**What is asked:** Write out every line of the material as it stands, apart from the pictures.

(Stored entries)
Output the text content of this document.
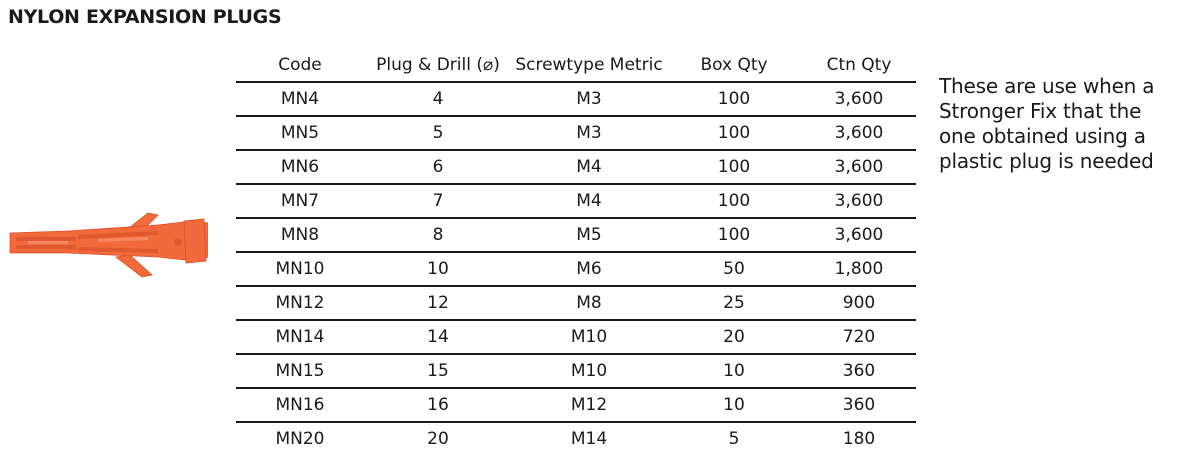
NYLON EXPANSION PLUGS
Code	Plug & Drill (⌀)	Screwtype Metric	Box Qty	Ctn Qty
MN4	4	M3	100	3,600
MN5	5	M3	100	3,600
MN6	6	M4	100	3,600
MN7	7	M4	100	3,600
MN8	8	M5	100	3,600
MN10	10	M6	50	1,800
MN12	12	M8	25	900
MN14	14	M10	20	720
MN15	15	M10	10	360
MN16	16	M12	10	360
MN20	20	M14	5	180
These are use when a
Stronger Fix that the
one obtained using a
plastic plug is needed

**Completed exercise:**
Output the text content of this document.
NYLON EXPANSION PLUGS
Code	Plug & Drill (⌀)	Screwtype Metric	Box Qty	Ctn Qty
MN4	4	M3	100	3,600
MN5	5	M3	100	3,600
MN6	6	M4	100	3,600
MN7	7	M4	100	3,600
MN8	8	M5	100	3,600
MN10	10	M6	50	1,800
MN12	12	M8	25	900
MN14	14	M10	20	720
MN15	15	M10	10	360
MN16	16	M12	10	360
MN20	20	M14	5	180
These are use when a
Stronger Fix that the
one obtained using a
plastic plug is needed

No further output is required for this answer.